▶ _Provided data_
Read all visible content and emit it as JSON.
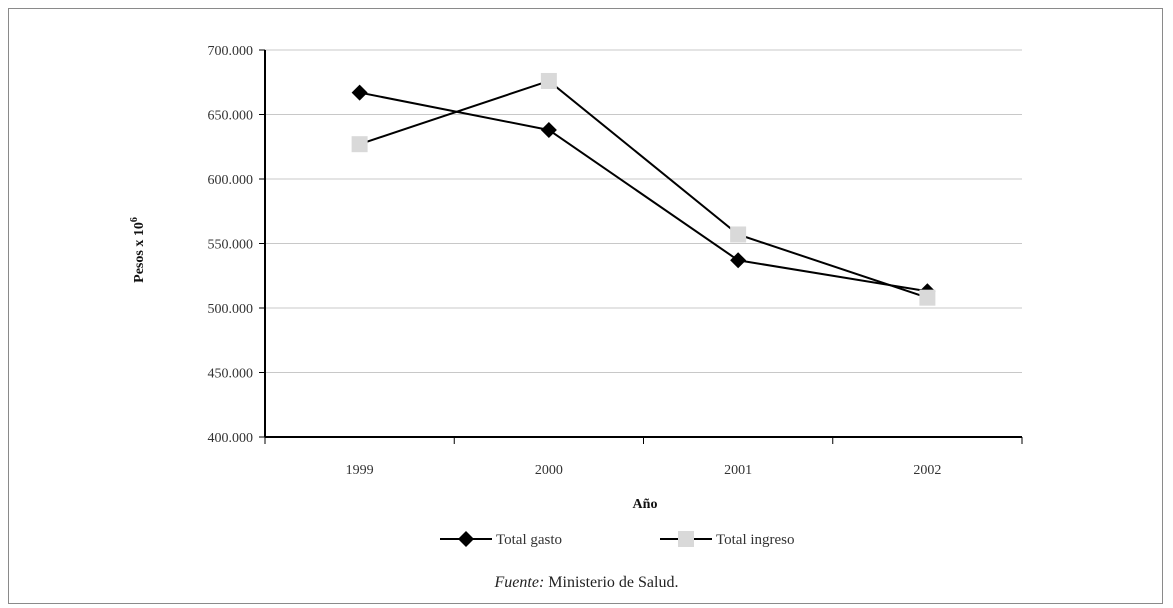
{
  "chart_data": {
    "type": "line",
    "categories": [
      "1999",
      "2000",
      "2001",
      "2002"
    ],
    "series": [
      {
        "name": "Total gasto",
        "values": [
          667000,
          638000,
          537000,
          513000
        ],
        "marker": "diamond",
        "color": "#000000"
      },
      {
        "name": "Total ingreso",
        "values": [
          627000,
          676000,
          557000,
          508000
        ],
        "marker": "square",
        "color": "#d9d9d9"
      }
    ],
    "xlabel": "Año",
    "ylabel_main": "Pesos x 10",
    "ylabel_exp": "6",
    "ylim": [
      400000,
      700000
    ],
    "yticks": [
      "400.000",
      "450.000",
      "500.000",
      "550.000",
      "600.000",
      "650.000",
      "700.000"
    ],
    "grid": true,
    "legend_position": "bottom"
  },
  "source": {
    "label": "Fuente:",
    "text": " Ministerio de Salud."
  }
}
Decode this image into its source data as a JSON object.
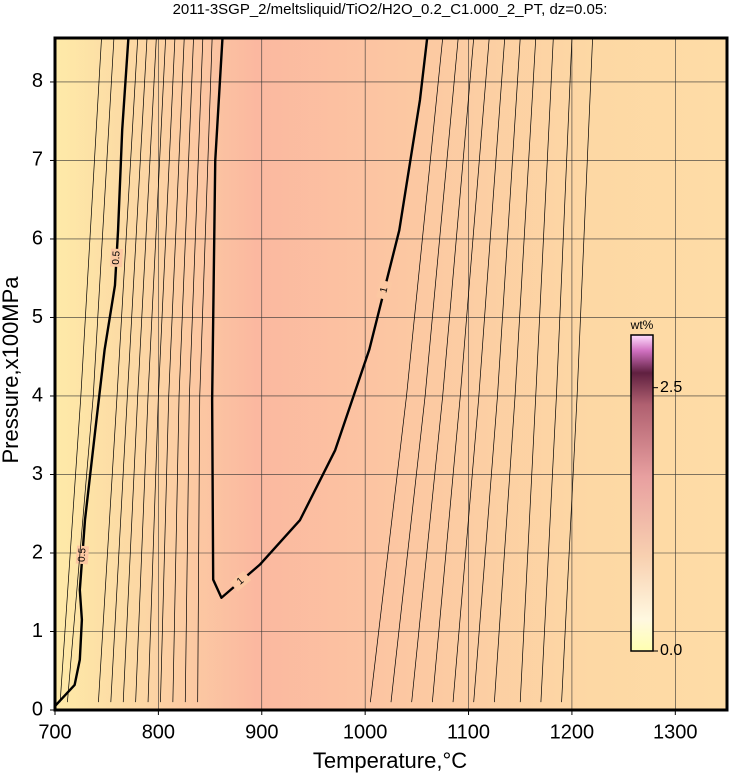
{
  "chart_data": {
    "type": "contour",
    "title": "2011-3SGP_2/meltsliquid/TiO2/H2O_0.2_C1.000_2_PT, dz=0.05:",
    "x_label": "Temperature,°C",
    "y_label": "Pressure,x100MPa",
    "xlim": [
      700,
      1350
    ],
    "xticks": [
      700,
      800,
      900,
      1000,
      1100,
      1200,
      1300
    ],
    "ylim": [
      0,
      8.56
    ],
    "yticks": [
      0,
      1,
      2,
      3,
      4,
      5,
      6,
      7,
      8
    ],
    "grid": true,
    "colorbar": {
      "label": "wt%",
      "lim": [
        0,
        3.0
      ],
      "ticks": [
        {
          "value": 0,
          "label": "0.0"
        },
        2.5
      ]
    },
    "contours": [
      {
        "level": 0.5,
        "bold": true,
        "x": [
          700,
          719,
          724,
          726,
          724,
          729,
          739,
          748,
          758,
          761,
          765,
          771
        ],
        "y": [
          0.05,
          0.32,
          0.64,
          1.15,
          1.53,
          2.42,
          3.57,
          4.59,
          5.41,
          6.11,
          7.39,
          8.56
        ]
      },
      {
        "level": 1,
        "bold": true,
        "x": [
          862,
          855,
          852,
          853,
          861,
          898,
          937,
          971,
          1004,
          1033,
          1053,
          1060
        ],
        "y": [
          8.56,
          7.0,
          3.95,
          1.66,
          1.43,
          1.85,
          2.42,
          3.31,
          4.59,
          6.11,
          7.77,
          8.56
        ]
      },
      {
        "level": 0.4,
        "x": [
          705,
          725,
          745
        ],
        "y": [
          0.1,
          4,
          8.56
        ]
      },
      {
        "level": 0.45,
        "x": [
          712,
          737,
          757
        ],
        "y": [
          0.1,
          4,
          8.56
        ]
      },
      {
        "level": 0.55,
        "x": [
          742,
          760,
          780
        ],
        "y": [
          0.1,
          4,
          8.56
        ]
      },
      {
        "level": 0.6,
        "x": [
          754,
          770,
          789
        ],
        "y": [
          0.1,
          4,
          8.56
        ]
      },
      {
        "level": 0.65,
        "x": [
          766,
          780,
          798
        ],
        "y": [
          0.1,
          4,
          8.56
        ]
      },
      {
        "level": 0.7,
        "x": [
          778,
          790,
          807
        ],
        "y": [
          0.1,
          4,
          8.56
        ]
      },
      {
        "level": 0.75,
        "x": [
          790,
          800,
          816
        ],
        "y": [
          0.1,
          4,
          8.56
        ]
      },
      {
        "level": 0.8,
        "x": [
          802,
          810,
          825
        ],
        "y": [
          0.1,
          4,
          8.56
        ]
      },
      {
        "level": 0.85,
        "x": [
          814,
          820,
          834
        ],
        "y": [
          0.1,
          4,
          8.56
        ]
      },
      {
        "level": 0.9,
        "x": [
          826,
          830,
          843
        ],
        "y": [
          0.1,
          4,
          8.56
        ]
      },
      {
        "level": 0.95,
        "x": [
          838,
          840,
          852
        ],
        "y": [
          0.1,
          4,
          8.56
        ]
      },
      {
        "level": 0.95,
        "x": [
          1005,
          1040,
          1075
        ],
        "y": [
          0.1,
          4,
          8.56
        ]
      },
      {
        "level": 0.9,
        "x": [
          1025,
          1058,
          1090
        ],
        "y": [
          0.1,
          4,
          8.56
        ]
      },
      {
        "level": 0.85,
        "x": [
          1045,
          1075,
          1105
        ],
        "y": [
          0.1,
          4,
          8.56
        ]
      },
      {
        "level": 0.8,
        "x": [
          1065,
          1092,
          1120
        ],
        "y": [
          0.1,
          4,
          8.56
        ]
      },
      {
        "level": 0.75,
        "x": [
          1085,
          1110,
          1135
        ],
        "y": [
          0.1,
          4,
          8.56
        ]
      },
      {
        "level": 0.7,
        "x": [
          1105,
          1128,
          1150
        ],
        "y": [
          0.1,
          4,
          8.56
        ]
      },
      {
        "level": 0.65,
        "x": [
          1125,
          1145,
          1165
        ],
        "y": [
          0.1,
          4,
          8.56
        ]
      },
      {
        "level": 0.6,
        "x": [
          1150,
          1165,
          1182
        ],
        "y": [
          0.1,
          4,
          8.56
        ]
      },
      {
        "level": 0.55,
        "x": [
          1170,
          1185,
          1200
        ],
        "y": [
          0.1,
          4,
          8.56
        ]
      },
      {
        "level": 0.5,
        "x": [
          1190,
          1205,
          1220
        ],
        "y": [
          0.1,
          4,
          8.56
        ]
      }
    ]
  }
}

▶ _Directive_
Reproduce every record word for word. The copy must contain no pictures.

▶ _Solution to the exercise_
Read all visible content and emit it as JSON.
{
  "chart_data": {
    "type": "line",
    "categories": [
      "1999",
      "2000",
      "2001",
      "2002"
    ],
    "series": [
      {
        "name": "Total gasto",
        "values": [
          667000,
          638000,
          537000,
          513000
        ],
        "marker": "diamond",
        "color": "#000000"
      },
      {
        "name": "Total ingreso",
        "values": [
          627000,
          676000,
          557000,
          508000
        ],
        "marker": "square",
        "color": "#d9d9d9"
      }
    ],
    "xlabel": "Año",
    "ylabel_main": "Pesos x 10",
    "ylabel_exp": "6",
    "ylim": [
      400000,
      700000
    ],
    "yticks": [
      "400.000",
      "450.000",
      "500.000",
      "550.000",
      "600.000",
      "650.000",
      "700.000"
    ],
    "grid": true,
    "legend_position": "bottom"
  },
  "source": {
    "label": "Fuente:",
    "text": " Ministerio de Salud."
  }
}
Decode this image into its source data as a JSON object.
{
  "chart_data": {
    "type": "contour",
    "title": "2011-3SGP_2/meltsliquid/TiO2/H2O_0.2_C1.000_2_PT, dz=0.05:",
    "x_label": "Temperature,°C",
    "y_label": "Pressure,x100MPa",
    "xlim": [
      700,
      1350
    ],
    "xticks": [
      700,
      800,
      900,
      1000,
      1100,
      1200,
      1300
    ],
    "ylim": [
      0,
      8.56
    ],
    "yticks": [
      0,
      1,
      2,
      3,
      4,
      5,
      6,
      7,
      8
    ],
    "grid": true,
    "colorbar": {
      "label": "wt%",
      "lim": [
        0,
        3.0
      ],
      "ticks": [
        {
          "value": 0,
          "label": "0.0"
        },
        2.5
      ]
    },
    "contours": [
      {
        "level": 0.5,
        "bold": true,
        "x": [
          700,
          719,
          724,
          726,
          724,
          729,
          739,
          748,
          758,
          761,
          765,
          771
        ],
        "y": [
          0.05,
          0.32,
          0.64,
          1.15,
          1.53,
          2.42,
          3.57,
          4.59,
          5.41,
          6.11,
          7.39,
          8.56
        ]
      },
      {
        "level": 1,
        "bold": true,
        "x": [
          862,
          855,
          852,
          853,
          861,
          898,
          937,
          971,
          1004,
          1033,
          1053,
          1060
        ],
        "y": [
          8.56,
          7.0,
          3.95,
          1.66,
          1.43,
          1.85,
          2.42,
          3.31,
          4.59,
          6.11,
          7.77,
          8.56
        ]
      },
      {
        "level": 0.4,
        "x": [
          705,
          725,
          745
        ],
        "y": [
          0.1,
          4,
          8.56
        ]
      },
      {
        "level": 0.45,
        "x": [
          712,
          737,
          757
        ],
        "y": [
          0.1,
          4,
          8.56
        ]
      },
      {
        "level": 0.55,
        "x": [
          742,
          760,
          780
        ],
        "y": [
          0.1,
          4,
          8.56
        ]
      },
      {
        "level": 0.6,
        "x": [
          754,
          770,
          789
        ],
        "y": [
          0.1,
          4,
          8.56
        ]
      },
      {
        "level": 0.65,
        "x": [
          766,
          780,
          798
        ],
        "y": [
          0.1,
          4,
          8.56
        ]
      },
      {
        "level": 0.7,
        "x": [
          778,
          790,
          807
        ],
        "y": [
          0.1,
          4,
          8.56
        ]
      },
      {
        "level": 0.75,
        "x": [
          790,
          800,
          816
        ],
        "y": [
          0.1,
          4,
          8.56
        ]
      },
      {
        "level": 0.8,
        "x": [
          802,
          810,
          825
        ],
        "y": [
          0.1,
          4,
          8.56
        ]
      },
      {
        "level": 0.85,
        "x": [
          814,
          820,
          834
        ],
        "y": [
          0.1,
          4,
          8.56
        ]
      },
      {
        "level": 0.9,
        "x": [
          826,
          830,
          843
        ],
        "y": [
          0.1,
          4,
          8.56
        ]
      },
      {
        "level": 0.95,
        "x": [
          838,
          840,
          852
        ],
        "y": [
          0.1,
          4,
          8.56
        ]
      },
      {
        "level": 0.95,
        "x": [
          1005,
          1040,
          1075
        ],
        "y": [
          0.1,
          4,
          8.56
        ]
      },
      {
        "level": 0.9,
        "x": [
          1025,
          1058,
          1090
        ],
        "y": [
          0.1,
          4,
          8.56
        ]
      },
      {
        "level": 0.85,
        "x": [
          1045,
          1075,
          1105
        ],
        "y": [
          0.1,
          4,
          8.56
        ]
      },
      {
        "level": 0.8,
        "x": [
          1065,
          1092,
          1120
        ],
        "y": [
          0.1,
          4,
          8.56
        ]
      },
      {
        "level": 0.75,
        "x": [
          1085,
          1110,
          1135
        ],
        "y": [
          0.1,
          4,
          8.56
        ]
      },
      {
        "level": 0.7,
        "x": [
          1105,
          1128,
          1150
        ],
        "y": [
          0.1,
          4,
          8.56
        ]
      },
      {
        "level": 0.65,
        "x": [
          1125,
          1145,
          1165
        ],
        "y": [
          0.1,
          4,
          8.56
        ]
      },
      {
        "level": 0.6,
        "x": [
          1150,
          1165,
          1182
        ],
        "y": [
          0.1,
          4,
          8.56
        ]
      },
      {
        "level": 0.55,
        "x": [
          1170,
          1185,
          1200
        ],
        "y": [
          0.1,
          4,
          8.56
        ]
      },
      {
        "level": 0.5,
        "x": [
          1190,
          1205,
          1220
        ],
        "y": [
          0.1,
          4,
          8.56
        ]
      }
    ]
  }
}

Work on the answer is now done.